Exercise — Type out all the records word for word. Any pictures are to be left out.

Stored rows —
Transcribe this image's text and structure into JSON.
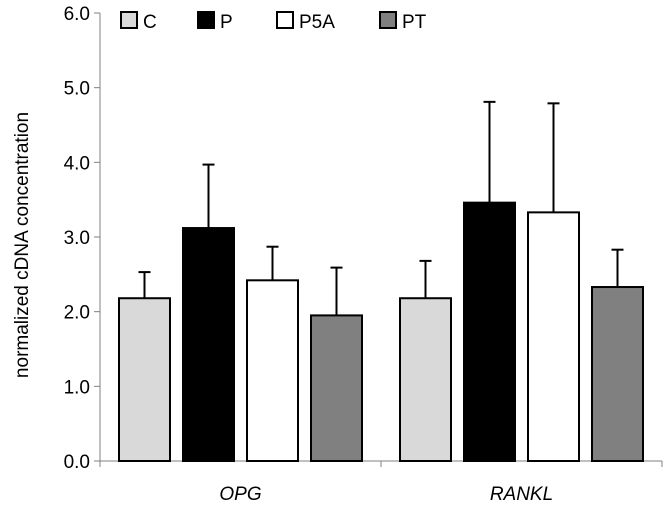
{
  "chart_data": {
    "type": "bar",
    "title": "",
    "xlabel": "",
    "ylabel": "normalized cDNA concentration",
    "ylim": [
      0,
      6
    ],
    "yticks": [
      "0.0",
      "1.0",
      "2.0",
      "3.0",
      "4.0",
      "5.0",
      "6.0"
    ],
    "categories": [
      "OPG",
      "RANKL"
    ],
    "legend_position": "top",
    "series": [
      {
        "name": "C",
        "color": "#d9d9d9",
        "values": [
          2.18,
          2.18
        ],
        "errors": [
          0.35,
          0.5
        ]
      },
      {
        "name": "P",
        "color": "#000000",
        "values": [
          3.12,
          3.46
        ],
        "errors": [
          0.85,
          1.35
        ]
      },
      {
        "name": "P5A",
        "color": "#ffffff",
        "values": [
          2.42,
          3.33
        ],
        "errors": [
          0.45,
          1.46
        ]
      },
      {
        "name": "PT",
        "color": "#808080",
        "values": [
          1.95,
          2.33
        ],
        "errors": [
          0.64,
          0.5
        ]
      }
    ]
  }
}
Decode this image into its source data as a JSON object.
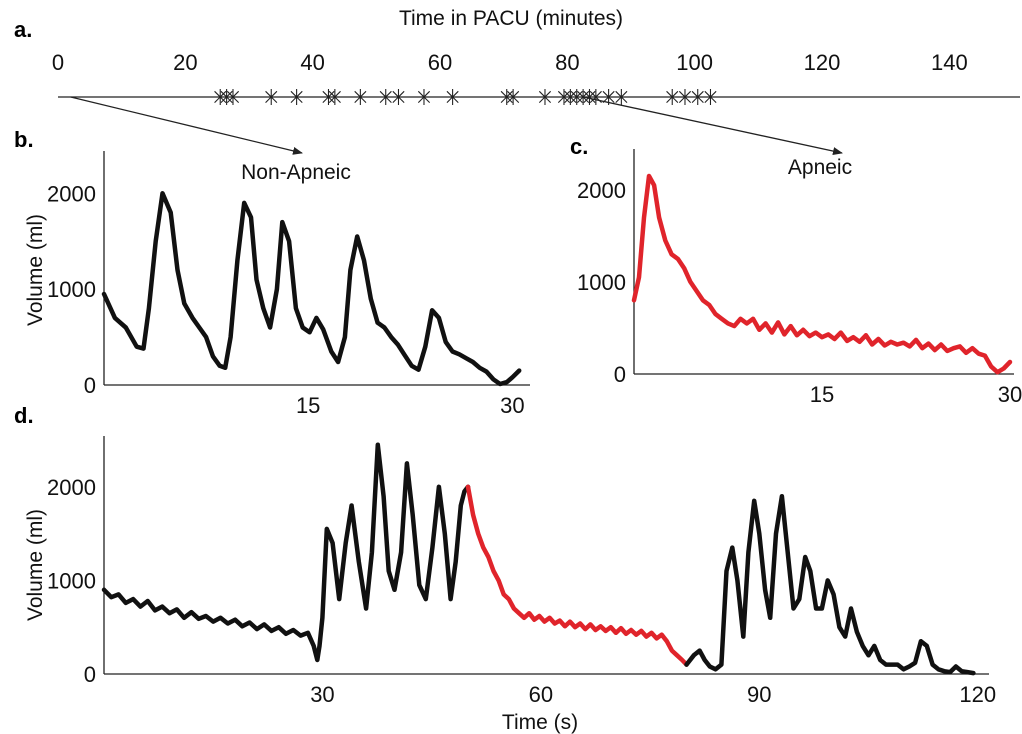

Result for this task —
Transcribe this image's text and structure into JSON.
{
  "chart_data": {
    "type": "bar",
    "title": "",
    "xlabel": "",
    "ylabel": "normalized cDNA concentration",
    "ylim": [
      0,
      6
    ],
    "yticks": [
      "0.0",
      "1.0",
      "2.0",
      "3.0",
      "4.0",
      "5.0",
      "6.0"
    ],
    "categories": [
      "OPG",
      "RANKL"
    ],
    "legend_position": "top",
    "series": [
      {
        "name": "C",
        "color": "#d9d9d9",
        "values": [
          2.18,
          2.18
        ],
        "errors": [
          0.35,
          0.5
        ]
      },
      {
        "name": "P",
        "color": "#000000",
        "values": [
          3.12,
          3.46
        ],
        "errors": [
          0.85,
          1.35
        ]
      },
      {
        "name": "P5A",
        "color": "#ffffff",
        "values": [
          2.42,
          3.33
        ],
        "errors": [
          0.45,
          1.46
        ]
      },
      {
        "name": "PT",
        "color": "#808080",
        "values": [
          1.95,
          2.33
        ],
        "errors": [
          0.64,
          0.5
        ]
      }
    ]
  }
}
Decode this image into its source data as a JSON object.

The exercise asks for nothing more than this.